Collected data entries
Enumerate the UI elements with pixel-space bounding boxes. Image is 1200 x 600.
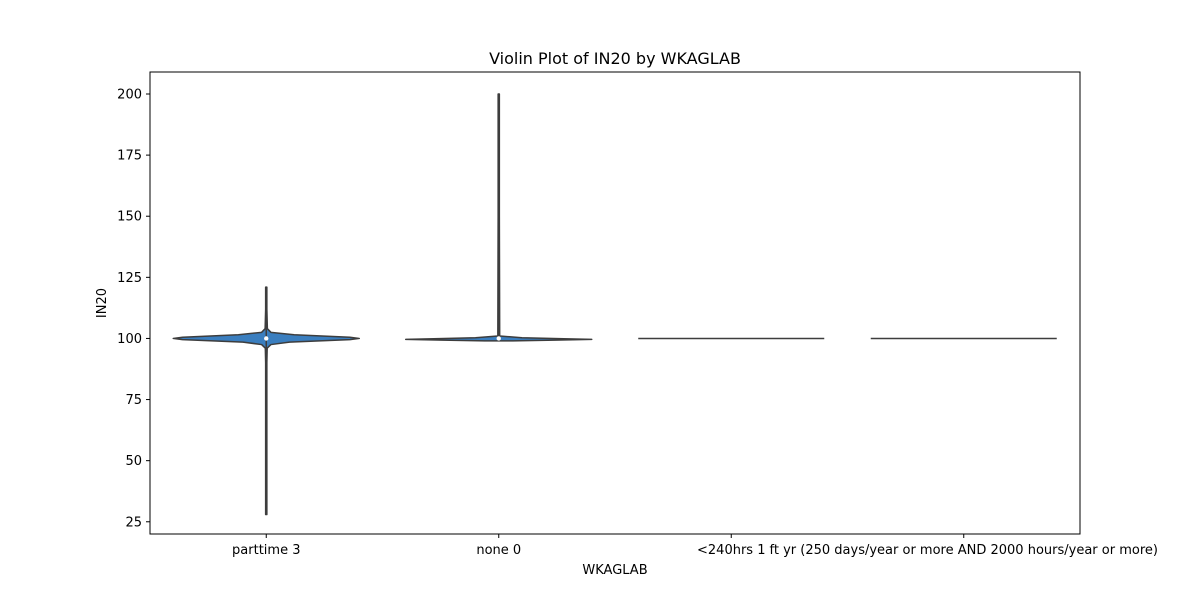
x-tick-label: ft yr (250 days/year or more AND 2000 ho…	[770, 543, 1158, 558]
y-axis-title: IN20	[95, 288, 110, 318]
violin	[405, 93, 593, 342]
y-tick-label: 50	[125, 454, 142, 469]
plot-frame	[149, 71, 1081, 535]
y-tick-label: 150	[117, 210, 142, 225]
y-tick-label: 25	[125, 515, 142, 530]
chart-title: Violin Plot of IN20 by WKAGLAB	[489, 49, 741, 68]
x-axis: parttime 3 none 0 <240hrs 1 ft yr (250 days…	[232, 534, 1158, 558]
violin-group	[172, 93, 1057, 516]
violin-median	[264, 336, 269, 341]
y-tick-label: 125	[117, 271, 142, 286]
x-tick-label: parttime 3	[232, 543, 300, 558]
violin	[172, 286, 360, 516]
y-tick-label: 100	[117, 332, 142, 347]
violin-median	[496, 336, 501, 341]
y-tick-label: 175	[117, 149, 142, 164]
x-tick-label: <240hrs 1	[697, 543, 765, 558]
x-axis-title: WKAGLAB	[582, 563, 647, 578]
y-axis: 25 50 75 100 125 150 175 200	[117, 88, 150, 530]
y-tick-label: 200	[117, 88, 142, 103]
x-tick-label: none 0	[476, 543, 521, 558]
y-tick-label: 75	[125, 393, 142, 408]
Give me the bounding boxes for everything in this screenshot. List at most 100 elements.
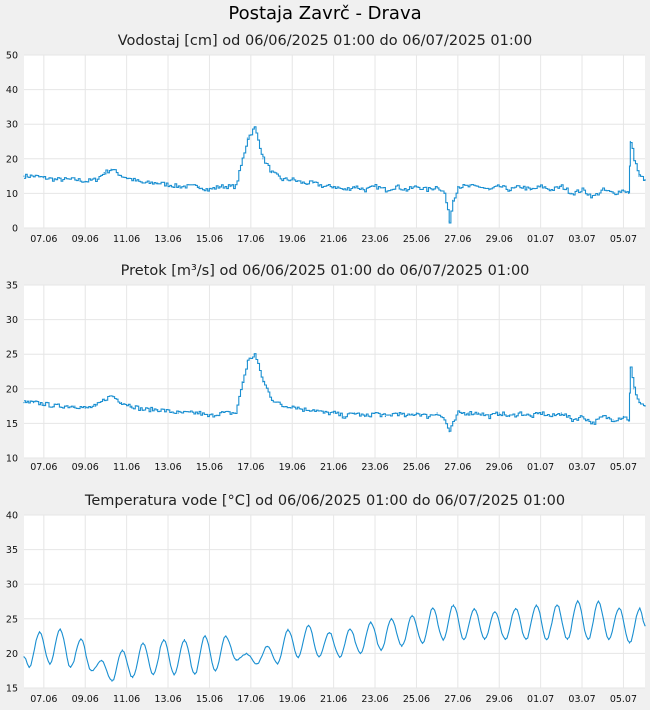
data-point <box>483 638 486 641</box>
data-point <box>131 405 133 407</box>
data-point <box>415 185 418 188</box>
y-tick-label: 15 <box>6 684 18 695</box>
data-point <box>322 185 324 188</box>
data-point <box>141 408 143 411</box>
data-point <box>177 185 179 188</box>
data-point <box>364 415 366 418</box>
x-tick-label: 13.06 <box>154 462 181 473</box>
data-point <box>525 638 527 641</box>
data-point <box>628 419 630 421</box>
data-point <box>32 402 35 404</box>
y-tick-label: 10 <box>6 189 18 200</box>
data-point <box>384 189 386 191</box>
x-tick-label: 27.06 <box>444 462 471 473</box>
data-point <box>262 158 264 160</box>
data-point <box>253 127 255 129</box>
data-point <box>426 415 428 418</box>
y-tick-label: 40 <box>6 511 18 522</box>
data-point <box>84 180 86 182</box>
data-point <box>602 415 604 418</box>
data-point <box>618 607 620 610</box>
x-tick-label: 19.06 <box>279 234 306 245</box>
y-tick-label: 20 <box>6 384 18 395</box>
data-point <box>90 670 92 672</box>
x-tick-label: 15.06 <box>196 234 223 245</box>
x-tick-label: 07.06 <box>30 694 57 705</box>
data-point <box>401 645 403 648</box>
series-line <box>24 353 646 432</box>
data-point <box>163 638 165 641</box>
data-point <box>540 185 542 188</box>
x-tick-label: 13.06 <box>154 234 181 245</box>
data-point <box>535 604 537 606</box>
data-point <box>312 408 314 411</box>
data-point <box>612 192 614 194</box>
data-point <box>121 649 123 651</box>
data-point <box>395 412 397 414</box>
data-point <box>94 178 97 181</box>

= Task instructions =
Swap "data-point" for "point-marker" everywhere in the rows above and write all the rows out again with nothing else changed. Omit the pictures.

= Task output =
Enumerate the UI elements with pixel-space bounding boxes. Image is 1200 x 600.
x-tick-label: ft yr (250 days/year or more AND 2000 ho…	[770, 543, 1158, 558]
y-axis-title: IN20	[95, 288, 110, 318]
violin	[405, 93, 593, 342]
y-tick-label: 50	[125, 454, 142, 469]
plot-frame	[149, 71, 1081, 535]
y-tick-label: 150	[117, 210, 142, 225]
y-tick-label: 25	[125, 515, 142, 530]
chart-title: Violin Plot of IN20 by WKAGLAB	[489, 49, 741, 68]
x-axis: parttime 3 none 0 <240hrs 1 ft yr (250 days…	[232, 534, 1158, 558]
violin-group	[172, 93, 1057, 516]
violin-median	[264, 336, 269, 341]
y-tick-label: 125	[117, 271, 142, 286]
x-tick-label: parttime 3	[232, 543, 300, 558]
violin	[172, 286, 360, 516]
y-tick-label: 100	[117, 332, 142, 347]
violin-median	[496, 336, 501, 341]
y-tick-label: 175	[117, 149, 142, 164]
x-tick-label: <240hrs 1	[697, 543, 765, 558]
x-axis-title: WKAGLAB	[582, 563, 647, 578]
y-axis: 25 50 75 100 125 150 175 200	[117, 88, 150, 530]
y-tick-label: 200	[117, 88, 142, 103]
x-tick-label: none 0	[476, 543, 521, 558]
y-tick-label: 75	[125, 393, 142, 408]
Give me the bounding boxes for everything in this screenshot. List at most 100 elements.
point-marker <box>483 638 486 641</box>
point-marker <box>131 405 133 407</box>
point-marker <box>415 185 418 188</box>
y-tick-label: 15 <box>6 684 18 695</box>
point-marker <box>322 185 324 188</box>
point-marker <box>141 408 143 411</box>
point-marker <box>177 185 179 188</box>
point-marker <box>364 415 366 418</box>
x-tick-label: 13.06 <box>154 462 181 473</box>
point-marker <box>525 638 527 641</box>
point-marker <box>628 419 630 421</box>
point-marker <box>32 402 35 404</box>
y-tick-label: 10 <box>6 189 18 200</box>
point-marker <box>384 189 386 191</box>
x-tick-label: 27.06 <box>444 462 471 473</box>
point-marker <box>262 158 264 160</box>
point-marker <box>253 127 255 129</box>
point-marker <box>426 415 428 418</box>
y-tick-label: 40 <box>6 511 18 522</box>
point-marker <box>84 180 86 182</box>
point-marker <box>602 415 604 418</box>
point-marker <box>618 607 620 610</box>
x-tick-label: 19.06 <box>279 234 306 245</box>
y-tick-label: 20 <box>6 384 18 395</box>
point-marker <box>90 670 92 672</box>
x-tick-label: 15.06 <box>196 234 223 245</box>
x-tick-label: 07.06 <box>30 694 57 705</box>
point-marker <box>401 645 403 648</box>
series-line <box>24 353 646 432</box>
point-marker <box>163 638 165 641</box>
point-marker <box>540 185 542 188</box>
x-tick-label: 13.06 <box>154 234 181 245</box>
point-marker <box>535 604 537 606</box>
point-marker <box>312 408 314 411</box>
point-marker <box>612 192 614 194</box>
point-marker <box>121 649 123 651</box>
point-marker <box>395 412 397 414</box>
point-marker <box>94 178 97 181</box>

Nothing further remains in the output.